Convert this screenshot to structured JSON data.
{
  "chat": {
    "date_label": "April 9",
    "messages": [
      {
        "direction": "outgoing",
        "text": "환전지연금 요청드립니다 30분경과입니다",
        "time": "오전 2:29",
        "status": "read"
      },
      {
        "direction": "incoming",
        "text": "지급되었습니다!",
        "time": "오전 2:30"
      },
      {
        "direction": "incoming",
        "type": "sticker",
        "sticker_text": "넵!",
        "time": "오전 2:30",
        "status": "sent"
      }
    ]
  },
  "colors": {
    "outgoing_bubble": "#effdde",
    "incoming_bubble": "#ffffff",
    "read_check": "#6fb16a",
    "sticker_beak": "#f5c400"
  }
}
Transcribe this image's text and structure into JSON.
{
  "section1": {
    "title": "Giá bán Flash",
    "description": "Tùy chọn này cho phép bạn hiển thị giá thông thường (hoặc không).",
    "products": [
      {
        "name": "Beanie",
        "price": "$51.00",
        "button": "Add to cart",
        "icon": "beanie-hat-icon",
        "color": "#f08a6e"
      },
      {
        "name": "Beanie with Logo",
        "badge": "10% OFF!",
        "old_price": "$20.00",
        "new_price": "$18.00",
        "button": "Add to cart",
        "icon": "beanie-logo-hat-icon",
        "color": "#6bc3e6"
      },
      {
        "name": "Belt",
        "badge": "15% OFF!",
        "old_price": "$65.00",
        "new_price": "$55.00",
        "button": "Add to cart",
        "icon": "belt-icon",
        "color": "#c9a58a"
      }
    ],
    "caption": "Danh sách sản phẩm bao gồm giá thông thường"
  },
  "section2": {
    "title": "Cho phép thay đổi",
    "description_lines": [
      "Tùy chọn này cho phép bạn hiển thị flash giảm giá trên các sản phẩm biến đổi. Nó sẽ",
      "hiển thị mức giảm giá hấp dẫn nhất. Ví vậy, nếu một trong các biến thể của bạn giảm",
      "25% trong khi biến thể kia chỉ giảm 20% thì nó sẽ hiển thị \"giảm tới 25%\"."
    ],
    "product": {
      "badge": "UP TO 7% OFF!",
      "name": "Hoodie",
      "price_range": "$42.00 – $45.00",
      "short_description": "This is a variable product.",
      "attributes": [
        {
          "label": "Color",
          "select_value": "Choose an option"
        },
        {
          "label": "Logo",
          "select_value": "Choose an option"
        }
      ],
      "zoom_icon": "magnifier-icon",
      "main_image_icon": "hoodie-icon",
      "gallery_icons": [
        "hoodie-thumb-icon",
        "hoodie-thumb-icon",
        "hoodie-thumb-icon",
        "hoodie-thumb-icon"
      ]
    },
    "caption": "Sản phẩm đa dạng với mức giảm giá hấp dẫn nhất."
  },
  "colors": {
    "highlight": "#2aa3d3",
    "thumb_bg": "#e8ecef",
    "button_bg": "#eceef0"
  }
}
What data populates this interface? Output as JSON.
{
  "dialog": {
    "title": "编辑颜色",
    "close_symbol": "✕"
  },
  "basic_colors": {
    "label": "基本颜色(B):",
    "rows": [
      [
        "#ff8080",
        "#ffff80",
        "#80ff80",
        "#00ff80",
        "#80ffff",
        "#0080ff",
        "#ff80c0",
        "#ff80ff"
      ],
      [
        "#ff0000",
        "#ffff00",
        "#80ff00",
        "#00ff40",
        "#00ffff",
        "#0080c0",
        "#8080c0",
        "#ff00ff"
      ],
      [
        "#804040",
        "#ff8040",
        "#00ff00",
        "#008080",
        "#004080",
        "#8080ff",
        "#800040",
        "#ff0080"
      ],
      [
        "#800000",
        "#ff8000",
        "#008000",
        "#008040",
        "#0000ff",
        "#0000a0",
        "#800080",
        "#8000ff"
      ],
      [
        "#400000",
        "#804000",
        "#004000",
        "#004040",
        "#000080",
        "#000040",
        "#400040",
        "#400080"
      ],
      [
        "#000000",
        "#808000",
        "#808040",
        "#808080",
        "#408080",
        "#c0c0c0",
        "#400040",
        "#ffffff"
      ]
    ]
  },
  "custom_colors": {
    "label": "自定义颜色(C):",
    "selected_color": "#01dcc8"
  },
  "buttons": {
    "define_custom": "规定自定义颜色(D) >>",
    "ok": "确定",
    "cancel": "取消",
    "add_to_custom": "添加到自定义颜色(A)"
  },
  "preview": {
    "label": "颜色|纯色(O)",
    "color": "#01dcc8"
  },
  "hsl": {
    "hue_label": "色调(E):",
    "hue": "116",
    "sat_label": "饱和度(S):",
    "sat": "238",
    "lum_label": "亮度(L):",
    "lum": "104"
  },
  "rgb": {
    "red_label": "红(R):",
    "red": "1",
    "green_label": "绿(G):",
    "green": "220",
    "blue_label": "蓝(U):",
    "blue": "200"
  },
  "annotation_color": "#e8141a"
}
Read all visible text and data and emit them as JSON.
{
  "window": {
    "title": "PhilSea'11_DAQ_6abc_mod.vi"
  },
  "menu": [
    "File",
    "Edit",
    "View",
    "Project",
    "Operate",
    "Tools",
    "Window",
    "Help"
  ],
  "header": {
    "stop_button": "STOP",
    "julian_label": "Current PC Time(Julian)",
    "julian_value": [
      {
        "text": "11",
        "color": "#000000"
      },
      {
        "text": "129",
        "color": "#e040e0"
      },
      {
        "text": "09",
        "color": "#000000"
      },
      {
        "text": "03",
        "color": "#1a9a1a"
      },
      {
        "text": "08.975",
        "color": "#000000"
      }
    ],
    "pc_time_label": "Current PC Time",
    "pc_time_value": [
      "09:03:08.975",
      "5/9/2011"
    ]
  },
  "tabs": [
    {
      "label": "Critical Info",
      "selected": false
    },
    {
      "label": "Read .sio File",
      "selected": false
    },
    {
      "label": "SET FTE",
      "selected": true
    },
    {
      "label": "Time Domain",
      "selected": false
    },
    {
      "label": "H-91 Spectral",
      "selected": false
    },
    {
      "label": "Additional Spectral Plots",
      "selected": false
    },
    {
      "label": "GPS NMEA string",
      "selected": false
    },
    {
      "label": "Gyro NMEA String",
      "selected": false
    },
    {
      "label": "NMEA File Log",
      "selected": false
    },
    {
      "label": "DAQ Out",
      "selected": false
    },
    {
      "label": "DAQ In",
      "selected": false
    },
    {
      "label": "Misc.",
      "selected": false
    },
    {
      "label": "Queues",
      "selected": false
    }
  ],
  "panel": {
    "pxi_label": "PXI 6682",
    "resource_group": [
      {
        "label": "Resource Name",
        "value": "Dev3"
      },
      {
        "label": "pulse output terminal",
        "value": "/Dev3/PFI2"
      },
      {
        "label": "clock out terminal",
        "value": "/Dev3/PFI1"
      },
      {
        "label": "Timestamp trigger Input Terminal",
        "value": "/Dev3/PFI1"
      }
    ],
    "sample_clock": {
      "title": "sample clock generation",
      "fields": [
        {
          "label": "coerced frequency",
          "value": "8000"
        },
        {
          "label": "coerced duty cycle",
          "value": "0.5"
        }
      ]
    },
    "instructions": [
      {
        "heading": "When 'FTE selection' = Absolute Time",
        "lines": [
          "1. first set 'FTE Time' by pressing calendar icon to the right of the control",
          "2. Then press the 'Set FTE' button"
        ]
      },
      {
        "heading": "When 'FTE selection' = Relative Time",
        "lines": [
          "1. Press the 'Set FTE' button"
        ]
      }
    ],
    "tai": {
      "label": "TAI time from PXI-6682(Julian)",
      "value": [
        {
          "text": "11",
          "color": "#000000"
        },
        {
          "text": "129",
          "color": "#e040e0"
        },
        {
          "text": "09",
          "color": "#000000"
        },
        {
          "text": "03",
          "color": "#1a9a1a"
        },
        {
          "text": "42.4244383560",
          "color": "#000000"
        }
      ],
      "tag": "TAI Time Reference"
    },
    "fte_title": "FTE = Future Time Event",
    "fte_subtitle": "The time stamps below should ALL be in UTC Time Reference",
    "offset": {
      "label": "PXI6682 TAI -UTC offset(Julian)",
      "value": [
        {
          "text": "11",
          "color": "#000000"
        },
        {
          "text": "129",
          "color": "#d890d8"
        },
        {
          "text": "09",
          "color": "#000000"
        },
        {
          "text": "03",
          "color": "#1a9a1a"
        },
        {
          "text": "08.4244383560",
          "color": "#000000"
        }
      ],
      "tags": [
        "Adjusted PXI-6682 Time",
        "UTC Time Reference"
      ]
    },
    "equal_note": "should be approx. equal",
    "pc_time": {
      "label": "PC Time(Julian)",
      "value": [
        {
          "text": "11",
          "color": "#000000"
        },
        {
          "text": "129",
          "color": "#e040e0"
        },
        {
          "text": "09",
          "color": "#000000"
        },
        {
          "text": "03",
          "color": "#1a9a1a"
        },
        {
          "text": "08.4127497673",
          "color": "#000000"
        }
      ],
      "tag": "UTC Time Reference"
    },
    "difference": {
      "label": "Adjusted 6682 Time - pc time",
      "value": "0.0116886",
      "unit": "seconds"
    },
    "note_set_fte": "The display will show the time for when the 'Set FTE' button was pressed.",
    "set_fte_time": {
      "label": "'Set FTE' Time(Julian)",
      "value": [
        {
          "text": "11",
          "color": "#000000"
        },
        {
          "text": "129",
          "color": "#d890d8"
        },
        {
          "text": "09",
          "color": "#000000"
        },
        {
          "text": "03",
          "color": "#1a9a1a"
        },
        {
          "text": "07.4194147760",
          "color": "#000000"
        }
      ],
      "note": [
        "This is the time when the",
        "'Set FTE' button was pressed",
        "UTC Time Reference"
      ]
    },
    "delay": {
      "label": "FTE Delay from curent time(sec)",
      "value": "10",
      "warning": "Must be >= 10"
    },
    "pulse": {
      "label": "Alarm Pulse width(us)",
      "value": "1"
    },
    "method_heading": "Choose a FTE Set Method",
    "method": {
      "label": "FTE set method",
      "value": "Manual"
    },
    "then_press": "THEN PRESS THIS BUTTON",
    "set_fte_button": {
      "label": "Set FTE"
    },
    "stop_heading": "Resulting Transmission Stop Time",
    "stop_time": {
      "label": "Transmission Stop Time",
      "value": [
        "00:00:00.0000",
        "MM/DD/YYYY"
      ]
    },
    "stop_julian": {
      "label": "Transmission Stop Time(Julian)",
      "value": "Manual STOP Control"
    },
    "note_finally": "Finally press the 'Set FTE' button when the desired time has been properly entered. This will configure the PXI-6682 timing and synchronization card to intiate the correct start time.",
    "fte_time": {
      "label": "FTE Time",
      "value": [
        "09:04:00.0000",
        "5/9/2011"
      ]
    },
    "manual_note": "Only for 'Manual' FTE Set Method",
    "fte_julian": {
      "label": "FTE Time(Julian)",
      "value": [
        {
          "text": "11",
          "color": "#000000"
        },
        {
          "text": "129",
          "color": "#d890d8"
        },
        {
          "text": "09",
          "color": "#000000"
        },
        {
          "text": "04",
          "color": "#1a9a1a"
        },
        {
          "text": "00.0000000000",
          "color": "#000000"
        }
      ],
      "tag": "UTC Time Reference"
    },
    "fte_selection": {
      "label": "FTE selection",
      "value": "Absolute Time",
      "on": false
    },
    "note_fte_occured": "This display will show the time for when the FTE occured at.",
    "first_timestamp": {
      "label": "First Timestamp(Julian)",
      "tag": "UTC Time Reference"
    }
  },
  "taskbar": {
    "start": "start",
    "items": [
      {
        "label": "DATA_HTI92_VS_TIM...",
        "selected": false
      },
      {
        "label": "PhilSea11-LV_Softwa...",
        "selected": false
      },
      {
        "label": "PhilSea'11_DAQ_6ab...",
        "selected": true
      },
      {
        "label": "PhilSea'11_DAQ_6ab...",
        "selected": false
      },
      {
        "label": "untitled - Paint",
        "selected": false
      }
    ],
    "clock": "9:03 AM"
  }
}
---
• **INSTRUCTIONS TO FOLLOW**:
Copy out every line holding the string "thường".

• **SOLUTION BELOW**:
    "description": "Tùy chọn này cho phép bạn hiển thị giá thông thường (hoặc không).",
    "caption": "Danh sách sản phẩm bao gồm giá thông thường"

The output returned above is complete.